Myth: Remove all damaged, dying and dead leaves and shoots to avoid attracting slugs
Reality: Probably the most commonly given piece of advice in conventional slug (and snail) control, the idea here is that by removing dead plant material, we are denying them food. Unfortunately, what we now know about the dietary requirements of slugs, and what they really eat, means that tidying up is almost certainly counterproductive in the long run. It will work as part of a conventional control programme, if you are prepared to put in long and regular hours, but otherwise it doesn't. The usual advice to remove damaged, dying and dead vegetation – often their favourite food – will leave slugs with no choice other than to eat our precious green plants.
Myth: Deny slugs and snails shelter
Reality: Another old idea designed to make the garden a hostile place for slugs, this also discourages the natural predators of slugs and snails such as ground and rove beetles and leaves the gardener with no option other than to clear up his or her mollusc problem alone without any help from their natural enemies in the garden. Adding shelter in the form of pieces of wooden board placed on the soil surface gives your enemy somewhere to roost, and you can keep a close eye on numbers.
Myth: Encourage hedgehogs, frogs and toads in the garden to combat slugs
Reality: This advice is found everywhere in the media, but the recent research suggests that hedgehogs and toads are not the gardener's best friend after all. Not only do they not eat that many slugs – toads might eat just one slug a week, for example - but they also eat a lot of ground beetles. The new research indicates that these beetles would have eaten more slugs than the hedgehogs, had they not become hedgehog snacks. This is not to say that you should not have hedgehogs in your garden, but that you need to provide your smaller friends with more nooks and crannies where they can avoid predation.
Myth: Use barriers and copper against slugs
Reality: Some gardeners swear by using physical barriers such as cinders, grit, crushed eggshells, coffee grounds, wool, pine bark and a combination of salt and Vaseline against slugs. The Royal Horticultural Society (RHS) has conducted trials and is adamant that they do not work. Copper tape or bands are said to act by passing a small electric current through the slug as it touches the metal, but the RHS is equally adamant that copper does not work either.
Myth: Organic slug pellets are a good bet
Reality: Iron phosphate slug pellets (which replaced those made from metaldehyde, now banned) were mostly trialled on the grey field slug, as it is the worst slug pest in agriculture. Gardeners have more species to contend with, such as the Spanish slug, which is less susceptible to iron phosphate pellets. One Spanish slug can polish off up to 20 pellets before it stops eating, which means that about 200 pellets per sq m (10 sq ft) of ground must be applied to achieve control, well above typical recommended application rates. In applying these pellets we might remove other slugs and hand the Spanish slug a competitive advantage.
Myth: Slugs have few natural enemies in the garden
Reality: Recent research tells us that something like 75 natural enemies of slugs can live in our gardens, and it is up to us to provide a home for them so that they can help us out. You have many more friends than you might think, so give them a home. Plant more densely, and allow a leaf litter layer to develop either naturally or through the addition of compost, top-dressings and mulches.

*Required task 1:* Rewrite the part of the slug myths text from "Myth: Slugs have" up to and including "top-dressings and mulches.", changing "natural enemies" to "natural predators" wherever it occurs.
*Required task 2:* Turn the lines of the entries from the line with "storage-stat: STORAGE 34.2" up to and including the line with "page-title: インポート xyxy=(35,138,240,184)" into a numbered list, leaving out any blank lines.

*Extracted records:*
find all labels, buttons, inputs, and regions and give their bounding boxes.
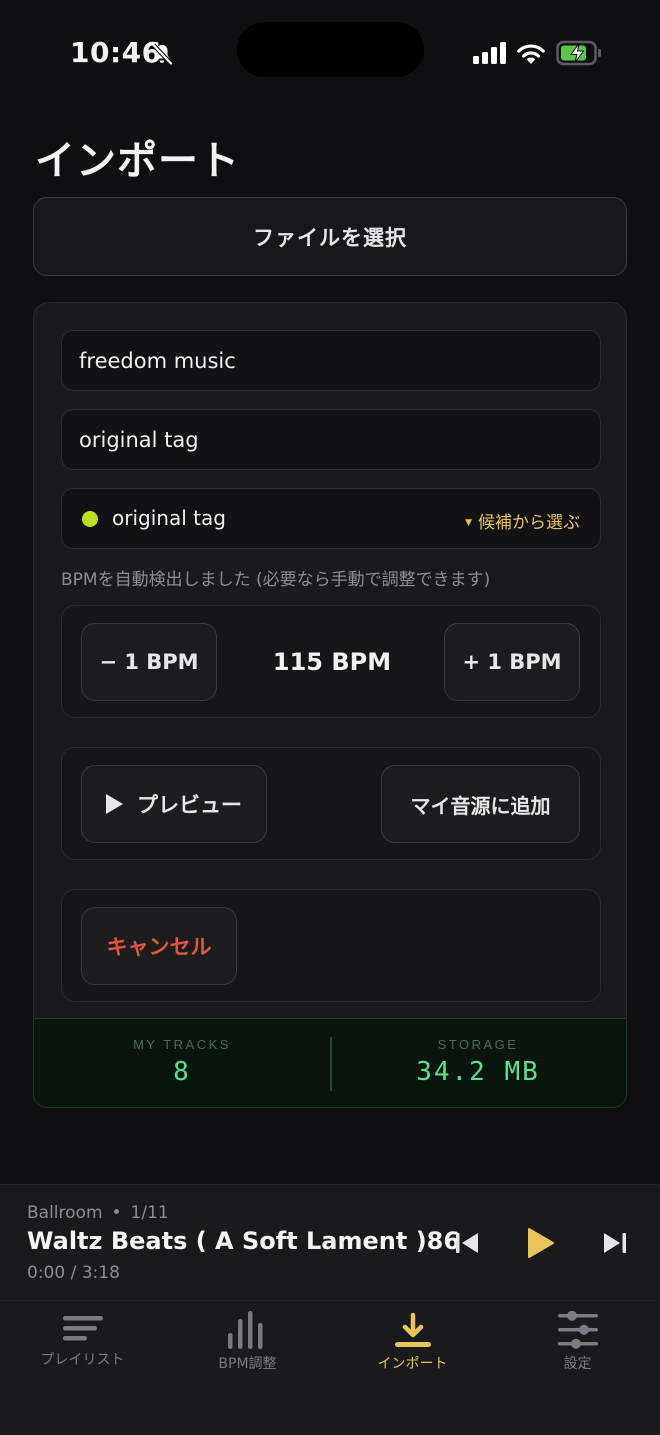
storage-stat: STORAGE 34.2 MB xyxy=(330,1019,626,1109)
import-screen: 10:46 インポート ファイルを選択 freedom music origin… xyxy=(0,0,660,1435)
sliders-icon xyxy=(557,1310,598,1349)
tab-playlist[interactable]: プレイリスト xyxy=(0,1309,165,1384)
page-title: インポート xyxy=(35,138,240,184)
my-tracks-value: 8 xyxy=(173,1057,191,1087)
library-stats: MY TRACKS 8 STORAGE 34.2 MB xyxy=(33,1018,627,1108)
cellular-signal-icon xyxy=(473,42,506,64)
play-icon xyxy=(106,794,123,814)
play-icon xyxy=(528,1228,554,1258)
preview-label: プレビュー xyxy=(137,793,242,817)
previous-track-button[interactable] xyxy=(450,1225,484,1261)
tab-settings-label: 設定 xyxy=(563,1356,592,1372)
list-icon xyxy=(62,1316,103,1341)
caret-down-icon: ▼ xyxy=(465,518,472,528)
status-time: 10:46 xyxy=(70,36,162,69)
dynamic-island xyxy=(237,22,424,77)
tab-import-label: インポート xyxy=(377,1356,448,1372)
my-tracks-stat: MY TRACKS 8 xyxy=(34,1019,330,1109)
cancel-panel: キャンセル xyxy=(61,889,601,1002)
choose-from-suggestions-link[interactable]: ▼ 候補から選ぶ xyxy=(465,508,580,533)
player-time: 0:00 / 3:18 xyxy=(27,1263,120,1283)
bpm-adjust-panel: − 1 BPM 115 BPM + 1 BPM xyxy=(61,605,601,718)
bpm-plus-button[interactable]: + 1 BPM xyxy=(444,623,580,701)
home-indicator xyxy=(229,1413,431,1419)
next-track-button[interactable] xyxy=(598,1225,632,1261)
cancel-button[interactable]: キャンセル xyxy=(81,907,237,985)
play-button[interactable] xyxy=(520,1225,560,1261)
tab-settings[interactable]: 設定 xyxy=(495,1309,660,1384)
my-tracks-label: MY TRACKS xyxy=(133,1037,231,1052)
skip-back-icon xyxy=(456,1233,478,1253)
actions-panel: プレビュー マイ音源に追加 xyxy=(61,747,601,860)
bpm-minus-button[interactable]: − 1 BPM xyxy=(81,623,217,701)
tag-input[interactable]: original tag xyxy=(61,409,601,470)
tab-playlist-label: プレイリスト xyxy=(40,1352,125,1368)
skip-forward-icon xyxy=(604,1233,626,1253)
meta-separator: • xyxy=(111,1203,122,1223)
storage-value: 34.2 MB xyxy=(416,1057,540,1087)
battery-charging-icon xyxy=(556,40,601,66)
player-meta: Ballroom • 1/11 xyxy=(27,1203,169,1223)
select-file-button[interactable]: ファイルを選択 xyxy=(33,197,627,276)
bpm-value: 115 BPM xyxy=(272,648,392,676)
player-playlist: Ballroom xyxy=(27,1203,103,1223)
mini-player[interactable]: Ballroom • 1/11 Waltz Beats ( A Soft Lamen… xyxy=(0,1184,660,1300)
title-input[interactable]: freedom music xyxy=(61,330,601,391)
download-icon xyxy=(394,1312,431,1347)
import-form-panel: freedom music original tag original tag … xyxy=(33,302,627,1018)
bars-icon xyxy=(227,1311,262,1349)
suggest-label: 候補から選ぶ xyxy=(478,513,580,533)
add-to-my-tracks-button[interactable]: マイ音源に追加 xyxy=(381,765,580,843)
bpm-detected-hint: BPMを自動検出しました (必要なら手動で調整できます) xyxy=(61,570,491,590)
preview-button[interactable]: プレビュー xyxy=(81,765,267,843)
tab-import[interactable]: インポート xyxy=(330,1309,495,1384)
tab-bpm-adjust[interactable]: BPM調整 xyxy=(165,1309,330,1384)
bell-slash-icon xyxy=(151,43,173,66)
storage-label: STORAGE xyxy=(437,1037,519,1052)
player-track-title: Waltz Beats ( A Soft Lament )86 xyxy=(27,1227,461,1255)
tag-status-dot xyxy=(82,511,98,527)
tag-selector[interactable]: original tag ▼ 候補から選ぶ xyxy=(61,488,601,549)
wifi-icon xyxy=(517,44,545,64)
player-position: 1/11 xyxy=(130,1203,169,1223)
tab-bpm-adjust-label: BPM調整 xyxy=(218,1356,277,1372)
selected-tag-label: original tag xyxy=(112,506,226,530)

*Complete answer 1:*
Myth: Slugs have few natural predators in the garden
Reality: Recent research tells us that something like 75 natural predators of slugs can live in our gardens, and it is up to us to provide a home for them so that they can help us out. You have many more friends than you might think, so give them a home. Plant more densely, and allow a leaf litter layer to develop either naturally or through the addition of compost, top-dressings and mulches.

*Complete answer 2:*
1. storage-stat: STORAGE 34.2 MB xyxy=(330,1019,626,1109)
2. import-screen: 10:46 インポート ファイルを選択 freedom music origin… xyxy=(0,0,660,1435)
3. sliders-icon xyxy=(557,1310,598,1349)
4. tab-playlist[interactable]: プレイリスト xyxy=(0,1309,165,1384)
5. page-title: インポート xyxy=(35,138,240,184)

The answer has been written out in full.